> What is expected
Copy every line of the listing that holds the string "connection".

> Input
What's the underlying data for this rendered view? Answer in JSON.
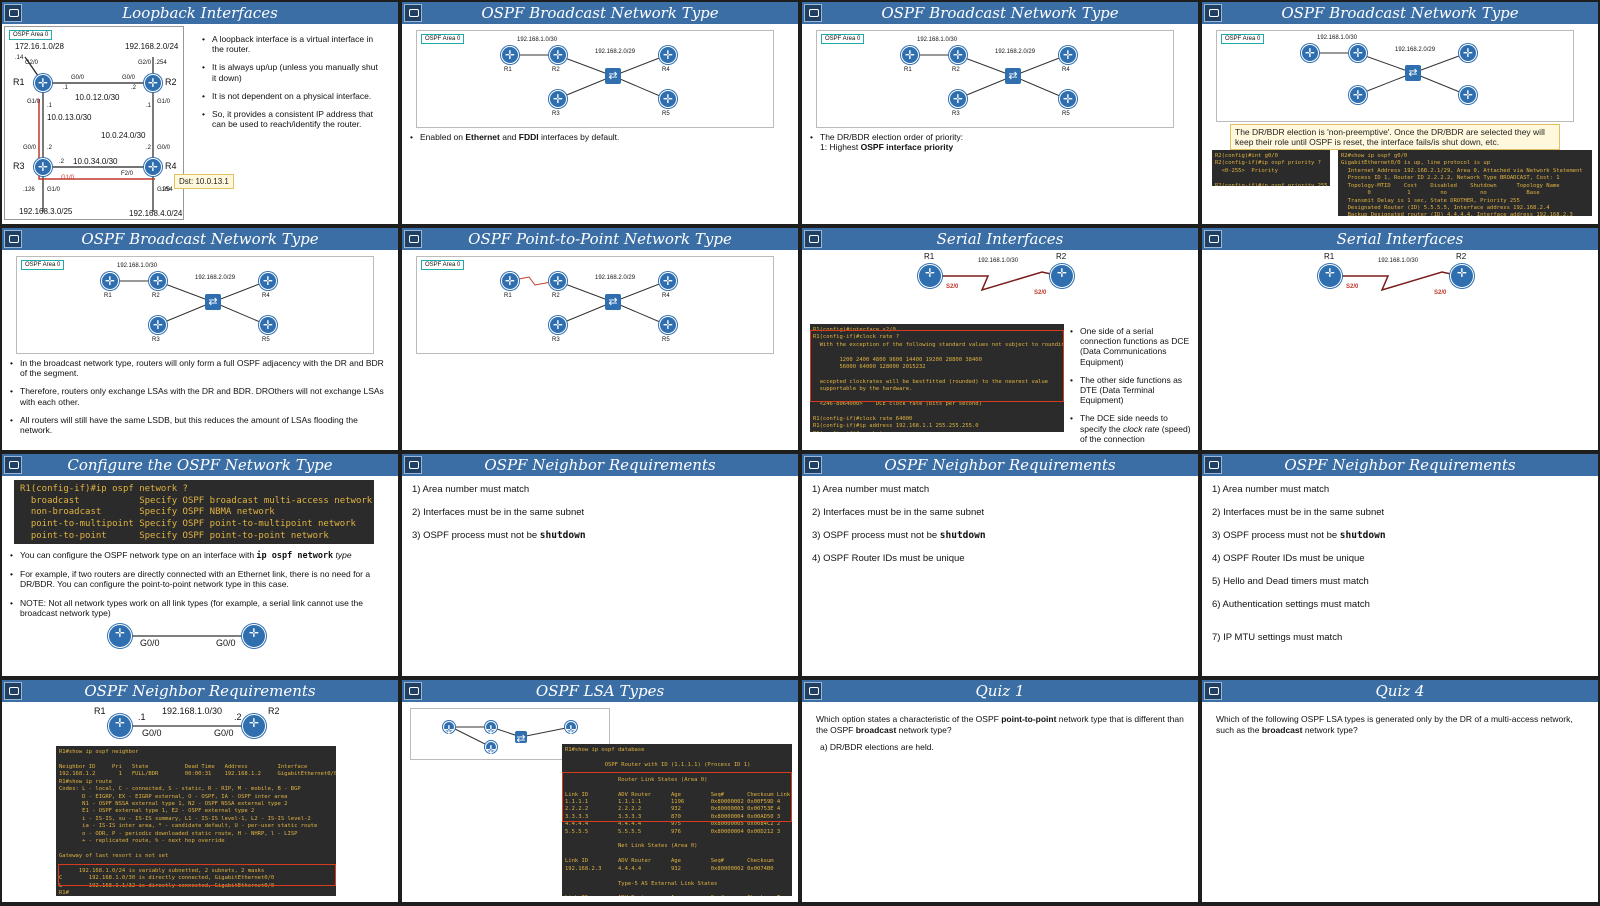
{
  "slides": {
    "s1": {
      "title": "Loopback Interfaces",
      "bullets": [
        "A loopback interface is a virtual interface in the router.",
        "It is always up/up (unless you manually shut it down)",
        "It is not dependent on a physical interface.",
        "So, it provides a consistent IP address that can be used to reach/identify the router."
      ],
      "area": "OSPF Area 0",
      "nets": {
        "n1": "172.16.1.0/28",
        "n2": "192.168.2.0/24",
        "n3": "10.0.12.0/30",
        "n4": "10.0.13.0/30",
        "n5": "10.0.24.0/30",
        "n6": "10.0.34.0/30",
        "n7": "192.168.3.0/25",
        "n8": "192.168.4.0/24"
      },
      "routers": [
        "R1",
        "R2",
        "R3",
        "R4"
      ],
      "ifs": {
        "a": ".14",
        "b": "G2/0",
        "c": "G2/0",
        "d": ".254",
        "e": "G0/0",
        "f": "G0/0",
        "g": ".1",
        "h": ".2",
        "i": "G1/0",
        "j": "G1/0",
        "k": ".1",
        "l": ".2",
        "m": "G0/0",
        "n": "G0/0",
        "o": ".2",
        "p": ".2",
        "q": ".1",
        "r": "G1/0",
        "s": "G1/0",
        "t": ".126",
        "u": ".254",
        "v": "F2/0",
        "w": "G1/0"
      },
      "tooltip": "Dst: 10.0.13.1"
    },
    "s2": {
      "title": "OSPF Broadcast Network Type",
      "area": "OSPF Area 0",
      "bullet_pre": "Enabled on ",
      "b1": "Ethernet",
      "mid": " and ",
      "b2": "FDDI",
      "bullet_post": " interfaces by default.",
      "net_top": "192.168.1.0/30",
      "net_mid": "192.168.2.0/29",
      "routers": [
        "R1",
        "R2",
        "R3",
        "R4",
        "R5"
      ]
    },
    "s3": {
      "title": "OSPF Broadcast Network Type",
      "area": "OSPF Area 0",
      "line1": "The DR/BDR election order of priority:",
      "line2_pre": "1: Highest ",
      "line2_bold": "OSPF interface priority",
      "net_top": "192.168.1.0/30",
      "net_mid": "192.168.2.0/29",
      "routers": [
        "R1",
        "R2",
        "R3",
        "R4",
        "R5"
      ]
    },
    "s4": {
      "title": "OSPF Broadcast Network Type",
      "area": "OSPF Area 0",
      "note": "The DR/BDR election is 'non-preemptive'.  Once the DR/BDR are selected they will keep their role until OSPF is reset, the interface fails/is shut down, etc.",
      "term1": "R2(config)#int g0/0\nR2(config-if)#ip ospf priority ?\n  <0-255>  Priority\n\nR2(config-if)#ip ospf priority 255",
      "term2": "R2#show ip ospf g0/0\nGigabitEthernet0/0 is up, line protocol is up\n  Internet Address 192.168.2.1/29, Area 0, Attached via Network Statement\n  Process ID 1, Router ID 2.2.2.2, Network Type BROADCAST, Cost: 1\n  Topology-MTID    Cost    Disabled    Shutdown      Topology Name\n        0           1         no          no            Base\n  Transmit Delay is 1 sec, State DROTHER, Priority 255\n  Designated Router (ID) 5.5.5.5, Interface address 192.168.2.4\n  Backup Designated router (ID) 4.4.4.4, Interface address 192.168.2.3",
      "net_top": "192.168.1.0/30",
      "net_mid": "192.168.2.0/29",
      "routers": [
        "R1",
        "R2",
        "R3",
        "R4",
        "R5"
      ]
    },
    "s5": {
      "title": "OSPF Broadcast Network Type",
      "area": "OSPF Area 0",
      "bullets": [
        "In the broadcast network type, routers will only form a full OSPF adjacency with the DR and BDR of the segment.",
        "Therefore, routers only exchange LSAs with the DR and BDR.  DROthers will not exchange LSAs with each other.",
        "All routers will still have the same LSDB, but this reduces the amount of LSAs flooding the network."
      ],
      "net_top": "192.168.1.0/30",
      "net_mid": "192.168.2.0/29",
      "routers": [
        "R1",
        "R2",
        "R3",
        "R4",
        "R5"
      ]
    },
    "s6": {
      "title": "OSPF Point-to-Point Network Type",
      "area": "OSPF Area 0",
      "net_mid": "192.168.2.0/29",
      "routers": [
        "R1",
        "R2",
        "R3",
        "R4",
        "R5"
      ]
    },
    "s7": {
      "title": "Serial Interfaces",
      "net": "192.168.1.0/30",
      "r1": "R1",
      "r2": "R2",
      "if1": "S2/0",
      "if2": "S2/0",
      "ip1": ".1",
      "ip2": ".2",
      "term": "R1(config)#interface s2/0\nR1(config-if)#clock rate ?\n  With the exception of the following standard values not subject to rounding,\n\n        1200 2400 4800 9600 14400 19200 28800 38400\n        56000 64000 128000 2015232\n\n  accepted clockrates will be bestfitted (rounded) to the nearest value\n  supportable by the hardware.\n\n  <246-8064000>    DCE clock rate (bits per second)\n\nR1(config-if)#clock rate 64000\nR1(config-if)#ip address 192.168.1.1 255.255.255.0\nR1(config-if)#no shut",
      "bullets": [
        "One side of a serial connection functions as DCE (Data Communications Equipment)",
        "The other side functions as DTE (Data Terminal Equipment)"
      ],
      "b3_pre": "The DCE side needs to specify the ",
      "b3_it": "clock rate",
      "b3_post": " (speed) of the connection"
    },
    "s8": {
      "title": "Serial Interfaces",
      "net": "192.168.1.0/30",
      "r1": "R1",
      "r2": "R2",
      "if1": "S2/0",
      "if2": "S2/0"
    },
    "s9": {
      "title": "Configure the OSPF Network Type",
      "term": "R1(config-if)#ip ospf network ?\n  broadcast           Specify OSPF broadcast multi-access network\n  non-broadcast       Specify OSPF NBMA network\n  point-to-multipoint Specify OSPF point-to-multipoint network\n  point-to-point      Specify OSPF point-to-point network",
      "b1_pre": "You can configure the OSPF network type on an interface with ",
      "b1_code": "ip ospf network",
      "b1_it": " type",
      "b2": "For example, if two routers are directly connected with an Ethernet link, there is no need for a DR/BDR.  You can configure the point-to-point network type in this case.",
      "b3": "NOTE: Not all network types work on all link types (for example, a serial link cannot use the broadcast network type)",
      "if1": "G0/0",
      "if2": "G0/0"
    },
    "s10": {
      "title": "OSPF Neighbor Requirements",
      "items": [
        "1) Area number must match",
        "2) Interfaces must be in the same subnet",
        "3) OSPF process must not be "
      ],
      "shutdown": "shutdown"
    },
    "s11": {
      "title": "OSPF Neighbor Requirements",
      "items": [
        "1) Area number must match",
        "2) Interfaces must be in the same subnet",
        "3) OSPF process must not be ",
        "4) OSPF Router IDs must be unique"
      ],
      "shutdown": "shutdown"
    },
    "s12": {
      "title": "OSPF Neighbor Requirements",
      "items": [
        "1) Area number must match",
        "2) Interfaces must be in the same subnet",
        "3) OSPF process must not be ",
        "4) OSPF Router IDs must be unique",
        "5) Hello and Dead timers must match",
        "6) Authentication settings must match",
        "7) IP MTU settings must match"
      ],
      "shutdown": "shutdown"
    },
    "s13": {
      "title": "OSPF Neighbor Requirements",
      "r1": "R1",
      "r2": "R2",
      "net": "192.168.1.0/30",
      "ip1": ".1",
      "ip2": ".2",
      "if1": "G0/0",
      "if2": "G0/0",
      "term": "R1#show ip ospf neighbor\n\nNeighbor ID     Pri   State           Dead Time   Address         Interface\n192.168.1.2       1   FULL/BDR        00:00:31    192.168.1.2     GigabitEthernet0/0\nR1#show ip route\nCodes: L - local, C - connected, S - static, R - RIP, M - mobile, B - BGP\n       D - EIGRP, EX - EIGRP external, O - OSPF, IA - OSPF inter area\n       N1 - OSPF NSSA external type 1, N2 - OSPF NSSA external type 2\n       E1 - OSPF external type 1, E2 - OSPF external type 2\n       i - IS-IS, su - IS-IS summary, L1 - IS-IS level-1, L2 - IS-IS level-2\n       ia - IS-IS inter area, * - candidate default, U - per-user static route\n       o - ODR, P - periodic downloaded static route, H - NHRP, l - LISP\n       + - replicated route, % - next hop override\n\nGateway of last resort is not set\n\n      192.168.1.0/24 is variably subnetted, 2 subnets, 2 masks\nC        192.168.1.0/30 is directly connected, GigabitEthernet0/0\nL        192.168.1.1/32 is directly connected, GigabitEthernet0/0\nR1#"
    },
    "s14": {
      "title": "OSPF LSA Types",
      "term": "R1#show ip ospf database\n\n            OSPF Router with ID (1.1.1.1) (Process ID 1)\n\n                Router Link States (Area 0)\n\nLink ID         ADV Router      Age         Seq#       Checksum Link count\n1.1.1.1         1.1.1.1         1196        0x80000002 0x00F59D 4\n2.2.2.2         2.2.2.2         932         0x80000003 0x00753E 4\n3.3.3.3         3.3.3.3         870         0x80000004 0x00AD50 3\n4.4.4.4         4.4.4.4         975         0x80000005 0x0084C2 2\n5.5.5.5         5.5.5.5         976         0x80000004 0x00D212 3\n\n                Net Link States (Area 0)\n\nLink ID         ADV Router      Age         Seq#       Checksum\n192.168.2.3     4.4.4.4         932         0x80000002 0x0074B0\n\n                Type-5 AS External Link States\n\nLink ID         ADV Router      Age         Seq#       Checksum Tag\n0.0.0.0         4.4.4.4         171         0x80000003 0x00C059 1\nR1#"
    },
    "s15": {
      "title": "Quiz 1",
      "q_pre": "Which option states a characteristic of the OSPF ",
      "q_b1": "point-to-point",
      "q_mid": " network type that is different than the OSPF ",
      "q_b2": "broadcast",
      "q_post": " network type?",
      "a": "a) DR/BDR elections are held."
    },
    "s16": {
      "title": "Quiz 4",
      "q_pre": "Which of the following OSPF LSA types is generated only by the DR of a multi-access network, such as the ",
      "q_b": "broadcast",
      "q_post": " network type?"
    }
  }
}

> Task response
        "One side of a serial connection functions as DCE (Data Communications Equipment)",
      "b3_post": " (speed) of the connection"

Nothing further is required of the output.